Set down all of the data exactly as it appears.

########################################

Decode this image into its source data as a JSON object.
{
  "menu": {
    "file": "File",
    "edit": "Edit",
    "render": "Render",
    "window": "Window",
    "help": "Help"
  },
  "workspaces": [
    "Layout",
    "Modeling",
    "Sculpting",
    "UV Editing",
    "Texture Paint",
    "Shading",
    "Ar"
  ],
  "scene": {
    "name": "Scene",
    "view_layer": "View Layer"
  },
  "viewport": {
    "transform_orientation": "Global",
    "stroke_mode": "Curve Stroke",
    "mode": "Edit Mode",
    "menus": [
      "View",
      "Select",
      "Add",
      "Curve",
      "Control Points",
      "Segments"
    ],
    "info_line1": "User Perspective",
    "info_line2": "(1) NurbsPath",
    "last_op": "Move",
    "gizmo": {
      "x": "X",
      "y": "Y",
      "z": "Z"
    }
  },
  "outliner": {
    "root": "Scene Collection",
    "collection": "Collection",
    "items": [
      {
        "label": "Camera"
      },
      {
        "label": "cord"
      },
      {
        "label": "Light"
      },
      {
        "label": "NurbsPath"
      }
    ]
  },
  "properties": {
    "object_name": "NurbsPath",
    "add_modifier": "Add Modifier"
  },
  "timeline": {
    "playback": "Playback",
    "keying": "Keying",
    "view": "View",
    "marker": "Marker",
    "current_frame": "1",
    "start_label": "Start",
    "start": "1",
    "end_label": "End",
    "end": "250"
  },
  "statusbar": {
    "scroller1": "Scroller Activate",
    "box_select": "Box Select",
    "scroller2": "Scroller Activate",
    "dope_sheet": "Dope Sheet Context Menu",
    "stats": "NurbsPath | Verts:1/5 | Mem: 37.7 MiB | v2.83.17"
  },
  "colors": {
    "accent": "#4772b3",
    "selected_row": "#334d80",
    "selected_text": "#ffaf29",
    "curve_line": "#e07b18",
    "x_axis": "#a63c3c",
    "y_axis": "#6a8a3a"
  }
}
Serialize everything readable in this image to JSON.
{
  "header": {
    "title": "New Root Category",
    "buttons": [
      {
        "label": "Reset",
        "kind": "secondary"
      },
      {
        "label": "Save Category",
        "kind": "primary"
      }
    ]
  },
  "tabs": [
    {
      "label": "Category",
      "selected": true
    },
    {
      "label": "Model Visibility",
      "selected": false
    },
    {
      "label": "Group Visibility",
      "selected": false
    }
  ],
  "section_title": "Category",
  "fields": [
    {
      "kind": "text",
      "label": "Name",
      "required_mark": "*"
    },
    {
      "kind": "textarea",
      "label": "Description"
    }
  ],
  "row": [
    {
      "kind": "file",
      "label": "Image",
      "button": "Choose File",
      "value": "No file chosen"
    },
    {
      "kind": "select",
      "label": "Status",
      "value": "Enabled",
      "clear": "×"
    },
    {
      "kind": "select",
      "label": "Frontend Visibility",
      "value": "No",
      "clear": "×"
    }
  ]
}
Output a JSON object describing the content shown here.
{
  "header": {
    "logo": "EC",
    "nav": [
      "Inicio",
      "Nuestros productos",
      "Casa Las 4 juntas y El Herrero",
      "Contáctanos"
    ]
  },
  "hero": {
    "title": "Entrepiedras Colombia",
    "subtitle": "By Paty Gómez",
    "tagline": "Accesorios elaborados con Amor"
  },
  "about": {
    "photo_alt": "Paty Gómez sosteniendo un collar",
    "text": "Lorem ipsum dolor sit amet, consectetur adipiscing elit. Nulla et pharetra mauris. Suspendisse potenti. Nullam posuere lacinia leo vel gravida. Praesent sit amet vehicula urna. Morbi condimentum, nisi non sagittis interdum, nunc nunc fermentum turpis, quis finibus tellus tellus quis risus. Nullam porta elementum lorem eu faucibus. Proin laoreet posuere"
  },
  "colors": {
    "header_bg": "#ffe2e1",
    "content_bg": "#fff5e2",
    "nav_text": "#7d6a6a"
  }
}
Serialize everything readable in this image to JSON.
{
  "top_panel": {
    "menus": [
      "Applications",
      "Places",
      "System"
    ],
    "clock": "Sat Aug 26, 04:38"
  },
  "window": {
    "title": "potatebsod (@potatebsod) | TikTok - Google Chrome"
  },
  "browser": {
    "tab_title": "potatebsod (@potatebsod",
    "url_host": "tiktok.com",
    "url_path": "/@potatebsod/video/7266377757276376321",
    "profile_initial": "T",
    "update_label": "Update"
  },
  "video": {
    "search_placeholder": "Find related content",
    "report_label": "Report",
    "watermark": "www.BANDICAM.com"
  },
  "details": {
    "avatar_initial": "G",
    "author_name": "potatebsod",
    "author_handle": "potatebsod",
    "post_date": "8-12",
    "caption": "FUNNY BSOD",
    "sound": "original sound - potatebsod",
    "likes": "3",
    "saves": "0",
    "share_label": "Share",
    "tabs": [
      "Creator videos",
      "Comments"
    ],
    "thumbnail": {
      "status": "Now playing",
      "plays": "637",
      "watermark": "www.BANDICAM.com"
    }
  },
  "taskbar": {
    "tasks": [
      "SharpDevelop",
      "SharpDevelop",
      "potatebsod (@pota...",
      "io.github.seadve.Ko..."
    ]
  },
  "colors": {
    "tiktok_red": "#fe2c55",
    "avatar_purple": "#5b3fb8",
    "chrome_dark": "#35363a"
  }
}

########################################

The result →
Decode this image into its source data as a JSON object.
{
  "menu": {
    "file": "File",
    "edit": "Edit",
    "render": "Render",
    "window": "Window",
    "help": "Help"
  },
  "workspaces": [
    "Layout",
    "Modeling",
    "Sculpting",
    "UV Editing",
    "Texture Paint",
    "Shading",
    "Ar"
  ],
  "scene": {
    "name": "Scene",
    "view_layer": "View Layer"
  },
  "viewport": {
    "transform_orientation": "Global",
    "stroke_mode": "Curve Stroke",
    "mode": "Edit Mode",
    "menus": [
      "View",
      "Select",
      "Add",
      "Curve",
      "Control Points",
      "Segments"
    ],
    "info_line1": "User Perspective",
    "info_line2": "(1) NurbsPath",
    "last_op": "Move",
    "gizmo": {
      "x": "X",
      "y": "Y",
      "z": "Z"
    }
  },
  "outliner": {
    "root": "Scene Collection",
    "collection": "Collection",
    "items": [
      {
        "label": "Camera"
      },
      {
        "label": "cord"
      },
      {
        "label": "Light"
      },
      {
        "label": "NurbsPath"
      }
    ]
  },
  "properties": {
    "object_name": "NurbsPath",
    "add_modifier": "Add Modifier"
  },
  "timeline": {
    "playback": "Playback",
    "keying": "Keying",
    "view": "View",
    "marker": "Marker",
    "current_frame": "1",
    "start_label": "Start",
    "start": "1",
    "end_label": "End",
    "end": "250"
  },
  "statusbar": {
    "scroller1": "Scroller Activate",
    "box_select": "Box Select",
    "scroller2": "Scroller Activate",
    "dope_sheet": "Dope Sheet Context Menu",
    "stats": "NurbsPath | Verts:1/5 | Mem: 37.7 MiB | v2.83.17"
  },
  "colors": {
    "accent": "#4772b3",
    "selected_row": "#334d80",
    "selected_text": "#ffaf29",
    "curve_line": "#e07b18",
    "x_axis": "#a63c3c",
    "y_axis": "#6a8a3a"
  }
}
Serialize everything readable in this image to JSON.
{
  "header": {
    "title": "New Root Category",
    "buttons": [
      {
        "label": "Reset",
        "kind": "secondary"
      },
      {
        "label": "Save Category",
        "kind": "primary"
      }
    ]
  },
  "tabs": [
    {
      "label": "Category",
      "selected": true
    },
    {
      "label": "Model Visibility",
      "selected": false
    },
    {
      "label": "Group Visibility",
      "selected": false
    }
  ],
  "section_title": "Category",
  "fields": [
    {
      "kind": "text",
      "label": "Name",
      "required_mark": "*"
    },
    {
      "kind": "textarea",
      "label": "Description"
    }
  ],
  "row": [
    {
      "kind": "file",
      "label": "Image",
      "button": "Choose File",
      "value": "No file chosen"
    },
    {
      "kind": "select",
      "label": "Status",
      "value": "Enabled",
      "clear": "×"
    },
    {
      "kind": "select",
      "label": "Frontend Visibility",
      "value": "No",
      "clear": "×"
    }
  ]
}
Output a JSON object describing the content shown here.
{
  "header": {
    "logo": "EC",
    "nav": [
      "Inicio",
      "Nuestros productos",
      "Casa Las 4 juntas y El Herrero",
      "Contáctanos"
    ]
  },
  "hero": {
    "title": "Entrepiedras Colombia",
    "subtitle": "By Paty Gómez",
    "tagline": "Accesorios elaborados con Amor"
  },
  "about": {
    "photo_alt": "Paty Gómez sosteniendo un collar",
    "text": "Lorem ipsum dolor sit amet, consectetur adipiscing elit. Nulla et pharetra mauris. Suspendisse potenti. Nullam posuere lacinia leo vel gravida. Praesent sit amet vehicula urna. Morbi condimentum, nisi non sagittis interdum, nunc nunc fermentum turpis, quis finibus tellus tellus quis risus. Nullam porta elementum lorem eu faucibus. Proin laoreet posuere"
  },
  "colors": {
    "header_bg": "#ffe2e1",
    "content_bg": "#fff5e2",
    "nav_text": "#7d6a6a"
  }
}
Serialize everything readable in this image to JSON.
{
  "top_panel": {
    "menus": [
      "Applications",
      "Places",
      "System"
    ],
    "clock": "Sat Aug 26, 04:38"
  },
  "window": {
    "title": "potatebsod (@potatebsod) | TikTok - Google Chrome"
  },
  "browser": {
    "tab_title": "potatebsod (@potatebsod",
    "url_host": "tiktok.com",
    "url_path": "/@potatebsod/video/7266377757276376321",
    "profile_initial": "T",
    "update_label": "Update"
  },
  "video": {
    "search_placeholder": "Find related content",
    "report_label": "Report",
    "watermark": "www.BANDICAM.com"
  },
  "details": {
    "avatar_initial": "G",
    "author_name": "potatebsod",
    "author_handle": "potatebsod",
    "post_date": "8-12",
    "caption": "FUNNY BSOD",
    "sound": "original sound - potatebsod",
    "likes": "3",
    "saves": "0",
    "share_label": "Share",
    "tabs": [
      "Creator videos",
      "Comments"
    ],
    "thumbnail": {
      "status": "Now playing",
      "plays": "637",
      "watermark": "www.BANDICAM.com"
    }
  },
  "taskbar": {
    "tasks": [
      "SharpDevelop",
      "SharpDevelop",
      "potatebsod (@pota...",
      "io.github.seadve.Ko..."
    ]
  },
  "colors": {
    "tiktok_red": "#fe2c55",
    "avatar_purple": "#5b3fb8",
    "chrome_dark": "#35363a"
  }
}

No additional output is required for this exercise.